Activity:
Go line by line through the data and copy those with the word "viral".

Record extracts:

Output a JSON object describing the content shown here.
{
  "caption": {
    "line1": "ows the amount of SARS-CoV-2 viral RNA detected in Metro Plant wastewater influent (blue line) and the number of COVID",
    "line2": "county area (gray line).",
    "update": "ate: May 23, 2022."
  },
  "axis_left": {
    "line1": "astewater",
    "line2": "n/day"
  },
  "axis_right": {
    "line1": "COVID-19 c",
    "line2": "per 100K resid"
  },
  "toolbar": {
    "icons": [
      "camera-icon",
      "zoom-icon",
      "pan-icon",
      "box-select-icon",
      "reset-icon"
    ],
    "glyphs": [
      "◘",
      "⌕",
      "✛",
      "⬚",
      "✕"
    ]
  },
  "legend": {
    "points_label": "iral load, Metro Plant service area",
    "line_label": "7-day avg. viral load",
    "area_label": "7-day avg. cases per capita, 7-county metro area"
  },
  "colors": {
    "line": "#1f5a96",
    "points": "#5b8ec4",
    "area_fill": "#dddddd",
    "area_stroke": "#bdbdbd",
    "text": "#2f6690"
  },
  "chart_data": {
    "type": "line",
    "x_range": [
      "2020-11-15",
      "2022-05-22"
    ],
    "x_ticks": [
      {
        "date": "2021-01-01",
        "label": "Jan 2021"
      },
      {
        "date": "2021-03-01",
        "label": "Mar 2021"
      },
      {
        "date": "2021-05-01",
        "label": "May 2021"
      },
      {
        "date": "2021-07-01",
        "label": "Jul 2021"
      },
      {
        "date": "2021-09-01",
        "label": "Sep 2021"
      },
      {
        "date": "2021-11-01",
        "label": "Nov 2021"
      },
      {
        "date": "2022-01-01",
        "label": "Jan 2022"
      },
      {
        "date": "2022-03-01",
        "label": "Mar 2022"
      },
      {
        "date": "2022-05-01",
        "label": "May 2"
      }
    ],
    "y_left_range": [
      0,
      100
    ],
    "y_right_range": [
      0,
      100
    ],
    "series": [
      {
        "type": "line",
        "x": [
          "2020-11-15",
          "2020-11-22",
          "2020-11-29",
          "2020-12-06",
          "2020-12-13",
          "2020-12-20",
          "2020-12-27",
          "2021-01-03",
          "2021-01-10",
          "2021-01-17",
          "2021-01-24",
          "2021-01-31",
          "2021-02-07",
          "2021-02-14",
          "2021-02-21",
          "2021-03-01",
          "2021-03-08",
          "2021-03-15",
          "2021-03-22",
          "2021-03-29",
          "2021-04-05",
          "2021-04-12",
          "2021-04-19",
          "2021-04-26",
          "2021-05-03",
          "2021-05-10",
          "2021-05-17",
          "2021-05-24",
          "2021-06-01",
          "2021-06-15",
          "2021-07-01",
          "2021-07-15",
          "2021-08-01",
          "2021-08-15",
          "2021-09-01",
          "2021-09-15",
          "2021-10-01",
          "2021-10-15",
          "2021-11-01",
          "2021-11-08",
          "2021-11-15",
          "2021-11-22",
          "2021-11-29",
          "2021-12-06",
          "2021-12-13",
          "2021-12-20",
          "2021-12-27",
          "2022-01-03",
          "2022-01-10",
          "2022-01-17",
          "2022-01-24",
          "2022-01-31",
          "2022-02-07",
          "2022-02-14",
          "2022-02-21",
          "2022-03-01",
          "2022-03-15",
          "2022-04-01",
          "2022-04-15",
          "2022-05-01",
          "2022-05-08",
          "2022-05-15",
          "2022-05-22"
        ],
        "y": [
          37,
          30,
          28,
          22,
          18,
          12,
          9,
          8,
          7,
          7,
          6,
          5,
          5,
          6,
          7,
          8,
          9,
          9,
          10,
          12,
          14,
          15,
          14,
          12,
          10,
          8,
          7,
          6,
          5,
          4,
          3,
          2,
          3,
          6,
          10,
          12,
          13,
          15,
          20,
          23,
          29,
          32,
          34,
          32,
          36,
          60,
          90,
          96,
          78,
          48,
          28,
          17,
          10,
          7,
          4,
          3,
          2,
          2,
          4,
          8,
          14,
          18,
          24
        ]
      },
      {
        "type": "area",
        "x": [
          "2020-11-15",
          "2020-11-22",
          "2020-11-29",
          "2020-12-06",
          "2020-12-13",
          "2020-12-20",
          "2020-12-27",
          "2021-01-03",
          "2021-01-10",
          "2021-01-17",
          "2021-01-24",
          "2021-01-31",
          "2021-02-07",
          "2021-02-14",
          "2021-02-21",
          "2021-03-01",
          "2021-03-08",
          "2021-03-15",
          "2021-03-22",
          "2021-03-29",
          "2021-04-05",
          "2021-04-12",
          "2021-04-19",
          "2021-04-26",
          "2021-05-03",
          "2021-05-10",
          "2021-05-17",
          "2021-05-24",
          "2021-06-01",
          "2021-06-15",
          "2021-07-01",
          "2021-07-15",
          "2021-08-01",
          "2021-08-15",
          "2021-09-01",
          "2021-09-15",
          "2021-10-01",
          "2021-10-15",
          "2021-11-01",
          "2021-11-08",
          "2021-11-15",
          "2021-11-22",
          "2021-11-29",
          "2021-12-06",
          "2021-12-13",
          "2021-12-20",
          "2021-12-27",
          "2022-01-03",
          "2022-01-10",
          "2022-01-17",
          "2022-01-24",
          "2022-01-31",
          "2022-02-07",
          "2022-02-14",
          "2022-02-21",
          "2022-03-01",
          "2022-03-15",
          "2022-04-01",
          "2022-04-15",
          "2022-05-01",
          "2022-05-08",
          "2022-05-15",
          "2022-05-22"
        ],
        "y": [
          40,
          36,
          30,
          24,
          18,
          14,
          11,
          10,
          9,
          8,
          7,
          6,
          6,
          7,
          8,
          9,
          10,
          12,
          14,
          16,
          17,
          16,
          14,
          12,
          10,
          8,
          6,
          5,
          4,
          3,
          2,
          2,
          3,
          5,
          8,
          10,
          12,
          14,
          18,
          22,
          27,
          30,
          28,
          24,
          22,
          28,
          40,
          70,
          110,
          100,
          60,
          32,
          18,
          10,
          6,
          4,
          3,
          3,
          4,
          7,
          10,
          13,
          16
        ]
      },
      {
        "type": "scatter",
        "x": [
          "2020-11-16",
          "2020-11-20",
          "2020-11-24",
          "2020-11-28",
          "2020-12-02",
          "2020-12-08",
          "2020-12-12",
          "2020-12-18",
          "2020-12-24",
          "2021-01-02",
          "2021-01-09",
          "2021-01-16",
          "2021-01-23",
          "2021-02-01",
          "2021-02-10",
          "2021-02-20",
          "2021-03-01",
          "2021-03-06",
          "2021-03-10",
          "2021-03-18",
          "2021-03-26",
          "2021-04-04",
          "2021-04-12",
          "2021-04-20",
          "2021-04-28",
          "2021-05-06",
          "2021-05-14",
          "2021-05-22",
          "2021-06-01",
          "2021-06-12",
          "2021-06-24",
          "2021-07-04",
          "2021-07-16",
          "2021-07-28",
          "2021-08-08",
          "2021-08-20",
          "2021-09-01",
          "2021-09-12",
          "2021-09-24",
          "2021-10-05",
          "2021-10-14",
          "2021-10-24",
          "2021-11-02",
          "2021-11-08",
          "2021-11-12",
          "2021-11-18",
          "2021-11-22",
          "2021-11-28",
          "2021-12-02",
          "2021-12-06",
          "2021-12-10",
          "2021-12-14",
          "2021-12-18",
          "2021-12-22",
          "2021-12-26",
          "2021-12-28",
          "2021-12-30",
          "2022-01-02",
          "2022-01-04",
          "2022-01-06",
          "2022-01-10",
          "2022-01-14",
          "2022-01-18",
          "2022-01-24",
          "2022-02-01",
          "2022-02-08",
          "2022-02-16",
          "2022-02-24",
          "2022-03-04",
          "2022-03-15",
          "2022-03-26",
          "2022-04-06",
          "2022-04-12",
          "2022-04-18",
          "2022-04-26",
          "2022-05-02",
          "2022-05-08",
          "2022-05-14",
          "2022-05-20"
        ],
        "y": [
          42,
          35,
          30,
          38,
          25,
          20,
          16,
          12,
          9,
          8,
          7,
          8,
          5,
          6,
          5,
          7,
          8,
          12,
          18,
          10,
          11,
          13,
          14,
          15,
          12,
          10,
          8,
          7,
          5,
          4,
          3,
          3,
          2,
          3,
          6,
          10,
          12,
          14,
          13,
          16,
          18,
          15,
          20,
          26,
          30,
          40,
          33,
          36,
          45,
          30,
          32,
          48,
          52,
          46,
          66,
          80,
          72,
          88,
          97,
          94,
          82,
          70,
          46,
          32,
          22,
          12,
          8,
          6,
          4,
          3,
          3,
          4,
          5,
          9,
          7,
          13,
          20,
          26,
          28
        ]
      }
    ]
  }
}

Response to this task:
    "line1": "ows the amount of SARS-CoV-2 viral RNA detected in Metro Plant wastewater influent (blue line) and the number of COVID",
    "line_label": "7-day avg. viral load",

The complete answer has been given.